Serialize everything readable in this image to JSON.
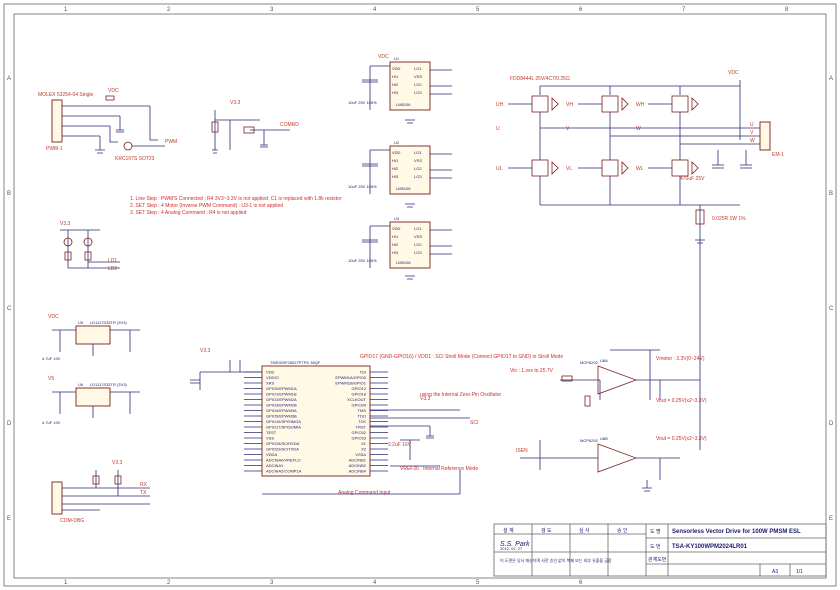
{
  "frame": {
    "col_markers": [
      "1",
      "2",
      "3",
      "4",
      "5",
      "6",
      "7",
      "8"
    ],
    "row_markers": [
      "A",
      "B",
      "C",
      "D",
      "E"
    ]
  },
  "connectors": {
    "pwm_header": {
      "ref": "PWM-1",
      "name": "MOLEX 53254-04 Single"
    },
    "motor_header": {
      "ref": "EM-1",
      "pins": [
        "U",
        "V",
        "W"
      ]
    },
    "com_header": {
      "ref": "COM-DBG"
    }
  },
  "gate_driver": {
    "refs": [
      "U1",
      "U2",
      "U3"
    ],
    "ic_pins_left": [
      "VDD",
      "HI1",
      "HI2",
      "HI3"
    ],
    "ic_pins_right": [
      "LO1",
      "VSS",
      "LO2",
      "LO3"
    ],
    "chip": "LM5106",
    "cap_value": "10uF 25V 105%"
  },
  "bridge": {
    "part_name": "FDD8444L 25V/4C7/0.25Ω",
    "phases": [
      "UH",
      "VH",
      "WH"
    ],
    "low_phases": [
      "UL",
      "VL",
      "WL"
    ],
    "bus_cap": "470uF 25V",
    "shunt": "0.025R 1W 1%"
  },
  "mcu": {
    "ref": "U4",
    "name": "TMS320F28027PTPK 38QF",
    "left_pins": [
      "VDD",
      "VDDIO",
      "XRS",
      "GPIO0/EPWM1A",
      "GPIO1/EPWM1B",
      "GPIO2/EPWM2A",
      "GPIO3/EPWM2B",
      "GPIO4/EPWM3A",
      "GPIO5/EPWM3B",
      "GPIO16/SPISIMOA",
      "GPIO17/SPISOMIA",
      "TEST",
      "VSS",
      "GPIO28/SCIRXDA",
      "GPIO29/SCITXDA",
      "VDDA",
      "ADCINA0/VREFLO",
      "ADCINA1",
      "ADCINA2/COMP1A"
    ],
    "right_pins": [
      "TDI",
      "EPWM1A/GPIO0",
      "EPWM1B/GPIO1",
      "GPIO12",
      "GPIO18",
      "XCLKOUT",
      "GPIO34",
      "TMS",
      "TDO",
      "TCK",
      "TRST",
      "GPIO32",
      "GPIO33",
      "X1",
      "X2",
      "VSSA",
      "ADCINB1",
      "ADCINB2",
      "ADCINB4"
    ]
  },
  "notes": {
    "pwm_notes": [
      "1. Line Step : PWM'S Connected : R4 3V3~3.3V is not applied; C1 is replaced with 1.8k resistor",
      "2. SET Step : 4 Motor (Inverse PWM Command) : U3-1 is not applied",
      "3. SET Step : 4 Analog Command : R4 is not applied"
    ],
    "oscillator_note": "using the Internal Zero-Pin Oscillator",
    "mode_note": "GPIO17 (GND-GPIO16) / VDD1 : SCI Stroll Mode (Connect GPIO17 to GND) in Stroll Mode",
    "vref_note": "VREF26 : Internal Reference Mode",
    "analog_note": "Analog Command Input",
    "bus_note": "Vin : 1.xxx to 25.7V",
    "current_note": "Vmotor : 3.3V(0~24V)",
    "amp_note1": "Vout = 0.25V(x2~3.3V)",
    "amp_note2": "Vout = 0.25V(x2~3.3V)"
  },
  "regulators": {
    "reg1": {
      "ref": "U5",
      "name": "LD1117S33TR (3V3)",
      "cap": "4.7uF 10V"
    },
    "reg2": {
      "ref": "U6",
      "name": "LD1117S33TR (3V3)",
      "cap": "4.7uF 10V"
    }
  },
  "opamps": {
    "amp1": {
      "ref": "U8A",
      "name": "MCP6292"
    },
    "amp2": {
      "ref": "U8B",
      "name": "MCP6292"
    }
  },
  "title_block": {
    "header_cells": [
      "설 계",
      "검 도",
      "심 사",
      "승 인"
    ],
    "designer": "S.S. Park",
    "date": "2012. 02. 27",
    "doc_label": "도 명",
    "doc_title": "Sensorless Vector Drive for 100W PMSM ESL",
    "num_label": "도 번",
    "doc_number": "TSA-KY100WPM2024LR01",
    "ref_label": "관계도번",
    "size": "A3",
    "sheet": "1/1",
    "notice": "이 도면은 당사 재산이며 사전 승인 없이 복제 또는 외부 유출을 금함"
  }
}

-*-*-

• To be done:
All of the lines above should be retyped precisely, apart from the pictures.

• Full response:
Serialize everything readable in this image to JSON.
{
  "frame": {
    "col_markers": [
      "1",
      "2",
      "3",
      "4",
      "5",
      "6",
      "7",
      "8"
    ],
    "row_markers": [
      "A",
      "B",
      "C",
      "D",
      "E"
    ]
  },
  "connectors": {
    "pwm_header": {
      "ref": "PWM-1",
      "name": "MOLEX 53254-04 Single"
    },
    "motor_header": {
      "ref": "EM-1",
      "pins": [
        "U",
        "V",
        "W"
      ]
    },
    "com_header": {
      "ref": "COM-DBG"
    }
  },
  "gate_driver": {
    "refs": [
      "U1",
      "U2",
      "U3"
    ],
    "ic_pins_left": [
      "VDD",
      "HI1",
      "HI2",
      "HI3"
    ],
    "ic_pins_right": [
      "LO1",
      "VSS",
      "LO2",
      "LO3"
    ],
    "chip": "LM5106",
    "cap_value": "10uF 25V 105%"
  },
  "bridge": {
    "part_name": "FDD8444L 25V/4C7/0.25Ω",
    "phases": [
      "UH",
      "VH",
      "WH"
    ],
    "low_phases": [
      "UL",
      "VL",
      "WL"
    ],
    "bus_cap": "470uF 25V",
    "shunt": "0.025R 1W 1%"
  },
  "mcu": {
    "ref": "U4",
    "name": "TMS320F28027PTPK 38QF",
    "left_pins": [
      "VDD",
      "VDDIO",
      "XRS",
      "GPIO0/EPWM1A",
      "GPIO1/EPWM1B",
      "GPIO2/EPWM2A",
      "GPIO3/EPWM2B",
      "GPIO4/EPWM3A",
      "GPIO5/EPWM3B",
      "GPIO16/SPISIMOA",
      "GPIO17/SPISOMIA",
      "TEST",
      "VSS",
      "GPIO28/SCIRXDA",
      "GPIO29/SCITXDA",
      "VDDA",
      "ADCINA0/VREFLO",
      "ADCINA1",
      "ADCINA2/COMP1A"
    ],
    "right_pins": [
      "TDI",
      "EPWM1A/GPIO0",
      "EPWM1B/GPIO1",
      "GPIO12",
      "GPIO18",
      "XCLKOUT",
      "GPIO34",
      "TMS",
      "TDO",
      "TCK",
      "TRST",
      "GPIO32",
      "GPIO33",
      "X1",
      "X2",
      "VSSA",
      "ADCINB1",
      "ADCINB2",
      "ADCINB4"
    ]
  },
  "notes": {
    "pwm_notes": [
      "1. Line Step : PWM'S Connected : R4 3V3~3.3V is not applied; C1 is replaced with 1.8k resistor",
      "2. SET Step : 4 Motor (Inverse PWM Command) : U3-1 is not applied",
      "3. SET Step : 4 Analog Command : R4 is not applied"
    ],
    "oscillator_note": "using the Internal Zero-Pin Oscillator",
    "mode_note": "GPIO17 (GND-GPIO16) / VDD1 : SCI Stroll Mode (Connect GPIO17 to GND) in Stroll Mode",
    "vref_note": "VREF26 : Internal Reference Mode",
    "analog_note": "Analog Command Input",
    "bus_note": "Vin : 1.xxx to 25.7V",
    "current_note": "Vmotor : 3.3V(0~24V)",
    "amp_note1": "Vout = 0.25V(x2~3.3V)",
    "amp_note2": "Vout = 0.25V(x2~3.3V)"
  },
  "regulators": {
    "reg1": {
      "ref": "U5",
      "name": "LD1117S33TR (3V3)",
      "cap": "4.7uF 10V"
    },
    "reg2": {
      "ref": "U6",
      "name": "LD1117S33TR (3V3)",
      "cap": "4.7uF 10V"
    }
  },
  "opamps": {
    "amp1": {
      "ref": "U8A",
      "name": "MCP6292"
    },
    "amp2": {
      "ref": "U8B",
      "name": "MCP6292"
    }
  },
  "title_block": {
    "header_cells": [
      "설 계",
      "검 도",
      "심 사",
      "승 인"
    ],
    "designer": "S.S. Park",
    "date": "2012. 02. 27",
    "doc_label": "도 명",
    "doc_title": "Sensorless Vector Drive for 100W PMSM ESL",
    "num_label": "도 번",
    "doc_number": "TSA-KY100WPM2024LR01",
    "ref_label": "관계도번",
    "size": "A3",
    "sheet": "1/1",
    "notice": "이 도면은 당사 재산이며 사전 승인 없이 복제 또는 외부 유출을 금함"
  }
}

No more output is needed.